→ **Short task**: Output all lines exactly, with nothing added or dropped.

========================================================================

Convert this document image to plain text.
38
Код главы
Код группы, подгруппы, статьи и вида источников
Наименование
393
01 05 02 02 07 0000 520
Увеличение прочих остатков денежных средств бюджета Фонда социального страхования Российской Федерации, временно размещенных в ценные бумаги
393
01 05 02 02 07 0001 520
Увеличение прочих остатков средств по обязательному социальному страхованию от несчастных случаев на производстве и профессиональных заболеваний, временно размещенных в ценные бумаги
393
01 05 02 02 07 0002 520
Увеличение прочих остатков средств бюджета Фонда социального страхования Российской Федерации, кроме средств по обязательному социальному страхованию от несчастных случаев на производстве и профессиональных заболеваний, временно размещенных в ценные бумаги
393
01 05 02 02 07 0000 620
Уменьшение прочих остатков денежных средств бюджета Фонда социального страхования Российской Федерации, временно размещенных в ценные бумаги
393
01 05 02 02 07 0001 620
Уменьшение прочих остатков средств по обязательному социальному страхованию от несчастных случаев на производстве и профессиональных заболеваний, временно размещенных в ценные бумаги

========================================================================

→ **The reply**:
Convert this document image to plain text.
38
Код главы
Код группы, подгруппы, статьи и вида источников
Наименование
393
01 05 02 02 07 0000 520
Увеличение прочих остатков денежных средств бюджета Фонда социального страхования Российской Федерации, временно размещенных в ценные бумаги
393
01 05 02 02 07 0001 520
Увеличение прочих остатков средств по обязательному социальному страхованию от несчастных случаев на производстве и профессиональных заболеваний, временно размещенных в ценные бумаги
393
01 05 02 02 07 0002 520
Увеличение прочих остатков средств бюджета Фонда социального страхования Российской Федерации, кроме средств по обязательному социальному страхованию от несчастных случаев на производстве и профессиональных заболеваний, временно размещенных в ценные бумаги
393
01 05 02 02 07 0000 620
Уменьшение прочих остатков денежных средств бюджета Фонда социального страхования Российской Федерации, временно размещенных в ценные бумаги
393
01 05 02 02 07 0001 620
Уменьшение прочих остатков средств по обязательному социальному страхованию от несчастных случаев на производстве и профессиональных заболеваний, временно размещенных в ценные бумаги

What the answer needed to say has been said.